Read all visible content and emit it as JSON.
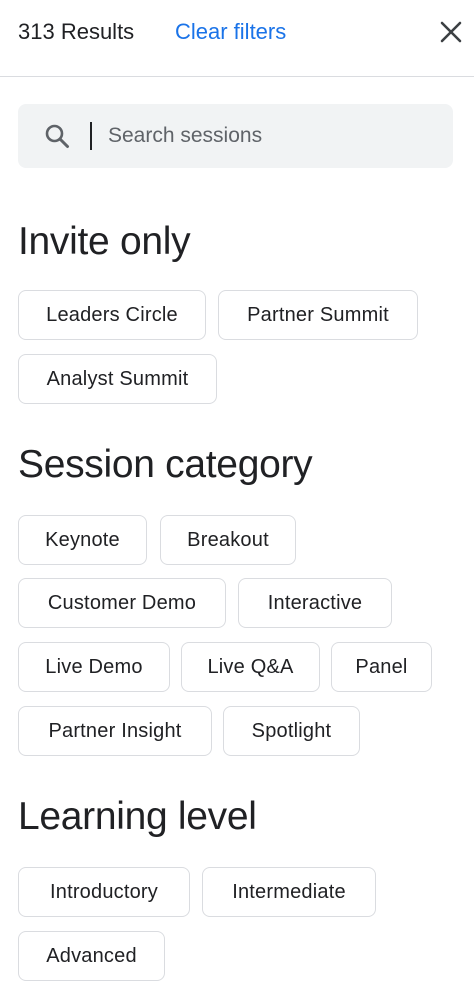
{
  "header": {
    "results_count": "313 Results",
    "clear_filters_label": "Clear filters",
    "close_icon": "close-icon"
  },
  "search": {
    "placeholder": "Search sessions",
    "value": "",
    "icon": "search-icon"
  },
  "sections": {
    "invite_only": {
      "title": "Invite only",
      "chips": [
        "Leaders Circle",
        "Partner Summit",
        "Analyst Summit"
      ]
    },
    "session_category": {
      "title": "Session category",
      "chips": [
        "Keynote",
        "Breakout",
        "Customer Demo",
        "Interactive",
        "Live Demo",
        "Live Q&A",
        "Panel",
        "Partner Insight",
        "Spotlight"
      ]
    },
    "learning_level": {
      "title": "Learning level",
      "chips": [
        "Introductory",
        "Intermediate",
        "Advanced"
      ]
    }
  },
  "colors": {
    "link": "#1a73e8",
    "text": "#202124",
    "chip_border": "#dadce0",
    "search_bg": "#f1f3f4"
  }
}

──────────────────────────────

→ **Exercise task**
Transcribe the material exactly, leaving every picture out.

→ **Solution for this task**
Read all visible content and emit it as JSON.
{
  "header": {
    "results_count": "313 Results",
    "clear_filters_label": "Clear filters",
    "close_icon": "close-icon"
  },
  "search": {
    "placeholder": "Search sessions",
    "value": "",
    "icon": "search-icon"
  },
  "sections": {
    "invite_only": {
      "title": "Invite only",
      "chips": [
        "Leaders Circle",
        "Partner Summit",
        "Analyst Summit"
      ]
    },
    "session_category": {
      "title": "Session category",
      "chips": [
        "Keynote",
        "Breakout",
        "Customer Demo",
        "Interactive",
        "Live Demo",
        "Live Q&A",
        "Panel",
        "Partner Insight",
        "Spotlight"
      ]
    },
    "learning_level": {
      "title": "Learning level",
      "chips": [
        "Introductory",
        "Intermediate",
        "Advanced"
      ]
    }
  },
  "colors": {
    "link": "#1a73e8",
    "text": "#202124",
    "chip_border": "#dadce0",
    "search_bg": "#f1f3f4"
  }
}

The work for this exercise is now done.